Stored entries:
━━━━━━

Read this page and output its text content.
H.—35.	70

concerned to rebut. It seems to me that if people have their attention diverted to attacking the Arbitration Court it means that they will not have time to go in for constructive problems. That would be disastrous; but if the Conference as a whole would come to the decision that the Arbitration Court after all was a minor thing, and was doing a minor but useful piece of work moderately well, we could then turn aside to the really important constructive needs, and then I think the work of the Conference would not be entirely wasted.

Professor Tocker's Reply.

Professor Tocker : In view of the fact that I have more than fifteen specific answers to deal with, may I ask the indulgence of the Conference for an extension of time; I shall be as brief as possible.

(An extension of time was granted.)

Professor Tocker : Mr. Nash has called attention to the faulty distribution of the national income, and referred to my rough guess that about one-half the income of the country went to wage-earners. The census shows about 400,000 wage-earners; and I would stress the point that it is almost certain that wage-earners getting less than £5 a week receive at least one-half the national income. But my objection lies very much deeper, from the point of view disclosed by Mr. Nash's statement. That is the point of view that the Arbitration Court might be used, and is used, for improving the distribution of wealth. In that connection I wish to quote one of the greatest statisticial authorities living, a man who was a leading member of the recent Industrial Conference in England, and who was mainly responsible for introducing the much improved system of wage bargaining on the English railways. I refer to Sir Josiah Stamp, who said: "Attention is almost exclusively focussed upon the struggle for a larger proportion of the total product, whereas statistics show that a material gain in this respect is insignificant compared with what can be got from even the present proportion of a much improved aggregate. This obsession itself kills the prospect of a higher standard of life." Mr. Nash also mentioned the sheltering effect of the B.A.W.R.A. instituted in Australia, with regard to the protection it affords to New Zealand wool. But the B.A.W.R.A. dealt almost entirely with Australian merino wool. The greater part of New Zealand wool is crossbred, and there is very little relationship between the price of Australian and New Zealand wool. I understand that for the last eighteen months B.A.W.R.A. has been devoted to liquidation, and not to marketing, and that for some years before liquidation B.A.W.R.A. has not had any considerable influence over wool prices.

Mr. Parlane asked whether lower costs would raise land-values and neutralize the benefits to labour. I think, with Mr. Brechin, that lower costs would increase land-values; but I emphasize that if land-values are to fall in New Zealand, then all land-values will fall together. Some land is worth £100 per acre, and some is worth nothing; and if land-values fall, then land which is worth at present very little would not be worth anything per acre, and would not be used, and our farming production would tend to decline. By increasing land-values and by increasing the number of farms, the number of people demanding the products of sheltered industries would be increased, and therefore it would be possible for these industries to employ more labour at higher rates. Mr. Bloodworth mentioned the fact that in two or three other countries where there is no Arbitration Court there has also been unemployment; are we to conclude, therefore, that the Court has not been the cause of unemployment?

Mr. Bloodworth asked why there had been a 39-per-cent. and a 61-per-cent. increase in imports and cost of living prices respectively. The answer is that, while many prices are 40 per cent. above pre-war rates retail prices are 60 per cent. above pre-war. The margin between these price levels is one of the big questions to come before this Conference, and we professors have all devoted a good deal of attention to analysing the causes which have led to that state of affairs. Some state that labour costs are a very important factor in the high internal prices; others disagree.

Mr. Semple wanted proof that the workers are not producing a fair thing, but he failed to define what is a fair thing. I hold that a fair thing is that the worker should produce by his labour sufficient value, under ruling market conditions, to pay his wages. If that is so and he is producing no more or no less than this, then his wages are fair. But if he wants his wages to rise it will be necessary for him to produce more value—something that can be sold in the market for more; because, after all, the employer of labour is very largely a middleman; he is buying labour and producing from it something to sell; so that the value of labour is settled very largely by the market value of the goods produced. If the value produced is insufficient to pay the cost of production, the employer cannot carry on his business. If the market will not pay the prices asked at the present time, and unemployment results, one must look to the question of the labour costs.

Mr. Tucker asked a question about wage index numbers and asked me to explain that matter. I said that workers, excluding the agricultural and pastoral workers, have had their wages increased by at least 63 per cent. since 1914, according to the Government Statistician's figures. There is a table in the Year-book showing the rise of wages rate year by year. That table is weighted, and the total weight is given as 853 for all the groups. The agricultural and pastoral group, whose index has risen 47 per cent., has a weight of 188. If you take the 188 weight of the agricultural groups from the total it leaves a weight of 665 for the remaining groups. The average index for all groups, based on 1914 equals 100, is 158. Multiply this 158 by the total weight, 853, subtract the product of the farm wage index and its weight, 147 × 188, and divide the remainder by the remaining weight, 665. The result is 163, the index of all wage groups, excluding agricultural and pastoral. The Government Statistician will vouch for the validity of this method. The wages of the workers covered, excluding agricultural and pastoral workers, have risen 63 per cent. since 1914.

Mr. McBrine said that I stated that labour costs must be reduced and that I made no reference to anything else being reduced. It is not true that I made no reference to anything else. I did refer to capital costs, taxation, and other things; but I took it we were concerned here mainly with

━━━━━━

> _Requirement_: Every entry must be retyped in full, exactly as given.

> _Problem solution_:
Read this page and output its text content.
H.—35.	70

concerned to rebut. It seems to me that if people have their attention diverted to attacking the Arbitration Court it means that they will not have time to go in for constructive problems. That would be disastrous; but if the Conference as a whole would come to the decision that the Arbitration Court after all was a minor thing, and was doing a minor but useful piece of work moderately well, we could then turn aside to the really important constructive needs, and then I think the work of the Conference would not be entirely wasted.

Professor Tocker's Reply.

Professor Tocker : In view of the fact that I have more than fifteen specific answers to deal with, may I ask the indulgence of the Conference for an extension of time; I shall be as brief as possible.

(An extension of time was granted.)

Professor Tocker : Mr. Nash has called attention to the faulty distribution of the national income, and referred to my rough guess that about one-half the income of the country went to wage-earners. The census shows about 400,000 wage-earners; and I would stress the point that it is almost certain that wage-earners getting less than £5 a week receive at least one-half the national income. But my objection lies very much deeper, from the point of view disclosed by Mr. Nash's statement. That is the point of view that the Arbitration Court might be used, and is used, for improving the distribution of wealth. In that connection I wish to quote one of the greatest statisticial authorities living, a man who was a leading member of the recent Industrial Conference in England, and who was mainly responsible for introducing the much improved system of wage bargaining on the English railways. I refer to Sir Josiah Stamp, who said: "Attention is almost exclusively focussed upon the struggle for a larger proportion of the total product, whereas statistics show that a material gain in this respect is insignificant compared with what can be got from even the present proportion of a much improved aggregate. This obsession itself kills the prospect of a higher standard of life." Mr. Nash also mentioned the sheltering effect of the B.A.W.R.A. instituted in Australia, with regard to the protection it affords to New Zealand wool. But the B.A.W.R.A. dealt almost entirely with Australian merino wool. The greater part of New Zealand wool is crossbred, and there is very little relationship between the price of Australian and New Zealand wool. I understand that for the last eighteen months B.A.W.R.A. has been devoted to liquidation, and not to marketing, and that for some years before liquidation B.A.W.R.A. has not had any considerable influence over wool prices.

Mr. Parlane asked whether lower costs would raise land-values and neutralize the benefits to labour. I think, with Mr. Brechin, that lower costs would increase land-values; but I emphasize that if land-values are to fall in New Zealand, then all land-values will fall together. Some land is worth £100 per acre, and some is worth nothing; and if land-values fall, then land which is worth at present very little would not be worth anything per acre, and would not be used, and our farming production would tend to decline. By increasing land-values and by increasing the number of farms, the number of people demanding the products of sheltered industries would be increased, and therefore it would be possible for these industries to employ more labour at higher rates. Mr. Bloodworth mentioned the fact that in two or three other countries where there is no Arbitration Court there has also been unemployment; are we to conclude, therefore, that the Court has not been the cause of unemployment?

Mr. Bloodworth asked why there had been a 39-per-cent. and a 61-per-cent. increase in imports and cost of living prices respectively. The answer is that, while many prices are 40 per cent. above pre-war rates retail prices are 60 per cent. above pre-war. The margin between these price levels is one of the big questions to come before this Conference, and we professors have all devoted a good deal of attention to analysing the causes which have led to that state of affairs. Some state that labour costs are a very important factor in the high internal prices; others disagree.

Mr. Semple wanted proof that the workers are not producing a fair thing, but he failed to define what is a fair thing. I hold that a fair thing is that the worker should produce by his labour sufficient value, under ruling market conditions, to pay his wages. If that is so and he is producing no more or no less than this, then his wages are fair. But if he wants his wages to rise it will be necessary for him to produce more value—something that can be sold in the market for more; because, after all, the employer of labour is very largely a middleman; he is buying labour and producing from it something to sell; so that the value of labour is settled very largely by the market value of the goods produced. If the value produced is insufficient to pay the cost of production, the employer cannot carry on his business. If the market will not pay the prices asked at the present time, and unemployment results, one must look to the question of the labour costs.

Mr. Tucker asked a question about wage index numbers and asked me to explain that matter. I said that workers, excluding the agricultural and pastoral workers, have had their wages increased by at least 63 per cent. since 1914, according to the Government Statistician's figures. There is a table in the Year-book showing the rise of wages rate year by year. That table is weighted, and the total weight is given as 853 for all the groups. The agricultural and pastoral group, whose index has risen 47 per cent., has a weight of 188. If you take the 188 weight of the agricultural groups from the total it leaves a weight of 665 for the remaining groups. The average index for all groups, based on 1914 equals 100, is 158. Multiply this 158 by the total weight, 853, subtract the product of the farm wage index and its weight, 147 × 188, and divide the remainder by the remaining weight, 665. The result is 163, the index of all wage groups, excluding agricultural and pastoral. The Government Statistician will vouch for the validity of this method. The wages of the workers covered, excluding agricultural and pastoral workers, have risen 63 per cent. since 1914.

Mr. McBrine said that I stated that labour costs must be reduced and that I made no reference to anything else being reduced. It is not true that I made no reference to anything else. I did refer to capital costs, taxation, and other things; but I took it we were concerned here mainly with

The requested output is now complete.